-------- Source records --------

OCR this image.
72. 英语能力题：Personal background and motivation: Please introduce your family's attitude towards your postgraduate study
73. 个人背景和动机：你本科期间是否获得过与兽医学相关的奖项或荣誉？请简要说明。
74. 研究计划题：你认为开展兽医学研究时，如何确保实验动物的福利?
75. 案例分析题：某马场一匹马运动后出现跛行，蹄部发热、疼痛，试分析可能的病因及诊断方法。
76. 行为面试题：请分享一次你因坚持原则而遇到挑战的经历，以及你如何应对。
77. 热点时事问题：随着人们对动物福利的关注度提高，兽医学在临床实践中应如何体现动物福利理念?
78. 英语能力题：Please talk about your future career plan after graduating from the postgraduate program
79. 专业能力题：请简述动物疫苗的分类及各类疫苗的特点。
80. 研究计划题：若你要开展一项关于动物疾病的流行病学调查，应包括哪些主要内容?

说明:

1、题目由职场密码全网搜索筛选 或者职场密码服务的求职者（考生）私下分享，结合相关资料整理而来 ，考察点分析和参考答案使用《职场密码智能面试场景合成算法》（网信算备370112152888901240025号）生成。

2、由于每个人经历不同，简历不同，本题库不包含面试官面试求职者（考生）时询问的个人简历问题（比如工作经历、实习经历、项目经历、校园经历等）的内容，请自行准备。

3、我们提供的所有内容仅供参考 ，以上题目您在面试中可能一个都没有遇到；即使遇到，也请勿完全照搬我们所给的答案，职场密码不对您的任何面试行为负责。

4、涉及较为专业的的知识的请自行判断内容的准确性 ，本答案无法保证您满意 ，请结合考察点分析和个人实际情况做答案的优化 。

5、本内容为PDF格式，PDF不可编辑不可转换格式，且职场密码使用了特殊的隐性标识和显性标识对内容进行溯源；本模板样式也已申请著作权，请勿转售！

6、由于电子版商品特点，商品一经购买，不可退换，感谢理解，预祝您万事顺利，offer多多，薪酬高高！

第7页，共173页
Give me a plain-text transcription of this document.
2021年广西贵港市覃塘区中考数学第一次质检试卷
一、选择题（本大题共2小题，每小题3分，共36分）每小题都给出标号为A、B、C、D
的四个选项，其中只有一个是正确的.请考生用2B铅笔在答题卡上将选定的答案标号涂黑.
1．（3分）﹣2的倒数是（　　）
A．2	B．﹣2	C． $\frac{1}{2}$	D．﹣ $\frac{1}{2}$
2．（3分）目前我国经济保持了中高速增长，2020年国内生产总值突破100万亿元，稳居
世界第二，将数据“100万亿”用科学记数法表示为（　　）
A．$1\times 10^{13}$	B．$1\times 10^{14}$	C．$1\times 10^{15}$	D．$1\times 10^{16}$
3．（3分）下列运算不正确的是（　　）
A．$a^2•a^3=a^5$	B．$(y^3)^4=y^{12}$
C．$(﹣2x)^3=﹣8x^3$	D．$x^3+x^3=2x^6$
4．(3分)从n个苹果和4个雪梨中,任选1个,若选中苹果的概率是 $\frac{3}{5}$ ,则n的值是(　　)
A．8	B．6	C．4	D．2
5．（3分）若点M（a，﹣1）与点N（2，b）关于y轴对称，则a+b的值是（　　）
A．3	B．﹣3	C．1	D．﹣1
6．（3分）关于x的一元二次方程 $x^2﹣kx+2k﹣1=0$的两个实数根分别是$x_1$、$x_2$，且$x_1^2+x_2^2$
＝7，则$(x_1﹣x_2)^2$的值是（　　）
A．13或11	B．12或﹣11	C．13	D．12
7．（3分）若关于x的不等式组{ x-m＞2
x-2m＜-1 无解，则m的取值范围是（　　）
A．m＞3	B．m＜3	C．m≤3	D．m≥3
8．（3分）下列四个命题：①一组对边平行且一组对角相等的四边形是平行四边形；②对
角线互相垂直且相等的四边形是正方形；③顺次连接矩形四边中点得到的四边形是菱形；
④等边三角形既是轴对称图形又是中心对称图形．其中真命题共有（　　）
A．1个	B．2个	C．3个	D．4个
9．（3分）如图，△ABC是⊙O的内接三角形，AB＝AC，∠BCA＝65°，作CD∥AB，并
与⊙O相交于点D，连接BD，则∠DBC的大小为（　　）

--------

> _Task statement_: Above are some records; extract every one of them exactly.

> _Result_:
OCR this image.
72. 英语能力题：Personal background and motivation: Please introduce your family's attitude towards your postgraduate study
73. 个人背景和动机：你本科期间是否获得过与兽医学相关的奖项或荣誉？请简要说明。
74. 研究计划题：你认为开展兽医学研究时，如何确保实验动物的福利?
75. 案例分析题：某马场一匹马运动后出现跛行，蹄部发热、疼痛，试分析可能的病因及诊断方法。
76. 行为面试题：请分享一次你因坚持原则而遇到挑战的经历，以及你如何应对。
77. 热点时事问题：随着人们对动物福利的关注度提高，兽医学在临床实践中应如何体现动物福利理念?
78. 英语能力题：Please talk about your future career plan after graduating from the postgraduate program
79. 专业能力题：请简述动物疫苗的分类及各类疫苗的特点。
80. 研究计划题：若你要开展一项关于动物疾病的流行病学调查，应包括哪些主要内容?

说明:

1、题目由职场密码全网搜索筛选 或者职场密码服务的求职者（考生）私下分享，结合相关资料整理而来 ，考察点分析和参考答案使用《职场密码智能面试场景合成算法》（网信算备370112152888901240025号）生成。

2、由于每个人经历不同，简历不同，本题库不包含面试官面试求职者（考生）时询问的个人简历问题（比如工作经历、实习经历、项目经历、校园经历等）的内容，请自行准备。

3、我们提供的所有内容仅供参考 ，以上题目您在面试中可能一个都没有遇到；即使遇到，也请勿完全照搬我们所给的答案，职场密码不对您的任何面试行为负责。

4、涉及较为专业的的知识的请自行判断内容的准确性 ，本答案无法保证您满意 ，请结合考察点分析和个人实际情况做答案的优化 。

5、本内容为PDF格式，PDF不可编辑不可转换格式，且职场密码使用了特殊的隐性标识和显性标识对内容进行溯源；本模板样式也已申请著作权，请勿转售！

6、由于电子版商品特点，商品一经购买，不可退换，感谢理解，预祝您万事顺利，offer多多，薪酬高高！

第7页，共173页
Give me a plain-text transcription of this document.
2021年广西贵港市覃塘区中考数学第一次质检试卷
一、选择题（本大题共2小题，每小题3分，共36分）每小题都给出标号为A、B、C、D
的四个选项，其中只有一个是正确的.请考生用2B铅笔在答题卡上将选定的答案标号涂黑.
1．（3分）﹣2的倒数是（　　）
A．2	B．﹣2	C． $\frac{1}{2}$	D．﹣ $\frac{1}{2}$
2．（3分）目前我国经济保持了中高速增长，2020年国内生产总值突破100万亿元，稳居
世界第二，将数据“100万亿”用科学记数法表示为（　　）
A．$1\times 10^{13}$	B．$1\times 10^{14}$	C．$1\times 10^{15}$	D．$1\times 10^{16}$
3．（3分）下列运算不正确的是（　　）
A．$a^2•a^3=a^5$	B．$(y^3)^4=y^{12}$
C．$(﹣2x)^3=﹣8x^3$	D．$x^3+x^3=2x^6$
4．(3分)从n个苹果和4个雪梨中,任选1个,若选中苹果的概率是 $\frac{3}{5}$ ,则n的值是(　　)
A．8	B．6	C．4	D．2
5．（3分）若点M（a，﹣1）与点N（2，b）关于y轴对称，则a+b的值是（　　）
A．3	B．﹣3	C．1	D．﹣1
6．（3分）关于x的一元二次方程 $x^2﹣kx+2k﹣1=0$的两个实数根分别是$x_1$、$x_2$，且$x_1^2+x_2^2$
＝7，则$(x_1﹣x_2)^2$的值是（　　）
A．13或11	B．12或﹣11	C．13	D．12
7．（3分）若关于x的不等式组{ x-m＞2
x-2m＜-1 无解，则m的取值范围是（　　）
A．m＞3	B．m＜3	C．m≤3	D．m≥3
8．（3分）下列四个命题：①一组对边平行且一组对角相等的四边形是平行四边形；②对
角线互相垂直且相等的四边形是正方形；③顺次连接矩形四边中点得到的四边形是菱形；
④等边三角形既是轴对称图形又是中心对称图形．其中真命题共有（　　）
A．1个	B．2个	C．3个	D．4个
9．（3分）如图，△ABC是⊙O的内接三角形，AB＝AC，∠BCA＝65°，作CD∥AB，并
与⊙O相交于点D，连接BD，则∠DBC的大小为（　　）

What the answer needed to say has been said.